**THE TASK**
Write out each entry again. Keep every word exactly as it is.

**Structured figure records**
☆ ☆ ☆ ☆ ☆

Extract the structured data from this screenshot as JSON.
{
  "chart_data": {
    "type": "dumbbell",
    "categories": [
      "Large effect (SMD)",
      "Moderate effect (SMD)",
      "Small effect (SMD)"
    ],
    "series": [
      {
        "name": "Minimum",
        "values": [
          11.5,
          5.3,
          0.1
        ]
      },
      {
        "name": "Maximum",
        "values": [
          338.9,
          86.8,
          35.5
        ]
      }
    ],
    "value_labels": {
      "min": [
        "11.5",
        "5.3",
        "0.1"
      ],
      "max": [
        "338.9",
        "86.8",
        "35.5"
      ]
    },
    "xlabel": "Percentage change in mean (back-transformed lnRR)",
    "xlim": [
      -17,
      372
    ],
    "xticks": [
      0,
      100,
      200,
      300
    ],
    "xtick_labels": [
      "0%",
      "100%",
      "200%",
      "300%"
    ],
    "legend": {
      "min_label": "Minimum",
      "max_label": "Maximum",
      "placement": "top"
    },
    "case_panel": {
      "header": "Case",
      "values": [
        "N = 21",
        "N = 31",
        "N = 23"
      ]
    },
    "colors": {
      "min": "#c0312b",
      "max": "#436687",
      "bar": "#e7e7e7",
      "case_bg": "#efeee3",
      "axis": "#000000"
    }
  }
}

☆ ☆ ☆ ☆ ☆

**OUTPUT FOR THIS EXERCISE**
Extract the structured data from this screenshot as JSON.
{
  "chart_data": {
    "type": "dumbbell",
    "categories": [
      "Large effect (SMD)",
      "Moderate effect (SMD)",
      "Small effect (SMD)"
    ],
    "series": [
      {
        "name": "Minimum",
        "values": [
          11.5,
          5.3,
          0.1
        ]
      },
      {
        "name": "Maximum",
        "values": [
          338.9,
          86.8,
          35.5
        ]
      }
    ],
    "value_labels": {
      "min": [
        "11.5",
        "5.3",
        "0.1"
      ],
      "max": [
        "338.9",
        "86.8",
        "35.5"
      ]
    },
    "xlabel": "Percentage change in mean (back-transformed lnRR)",
    "xlim": [
      -17,
      372
    ],
    "xticks": [
      0,
      100,
      200,
      300
    ],
    "xtick_labels": [
      "0%",
      "100%",
      "200%",
      "300%"
    ],
    "legend": {
      "min_label": "Minimum",
      "max_label": "Maximum",
      "placement": "top"
    },
    "case_panel": {
      "header": "Case",
      "values": [
        "N = 21",
        "N = 31",
        "N = 23"
      ]
    },
    "colors": {
      "min": "#c0312b",
      "max": "#436687",
      "bar": "#e7e7e7",
      "case_bg": "#efeee3",
      "axis": "#000000"
    }
  }
}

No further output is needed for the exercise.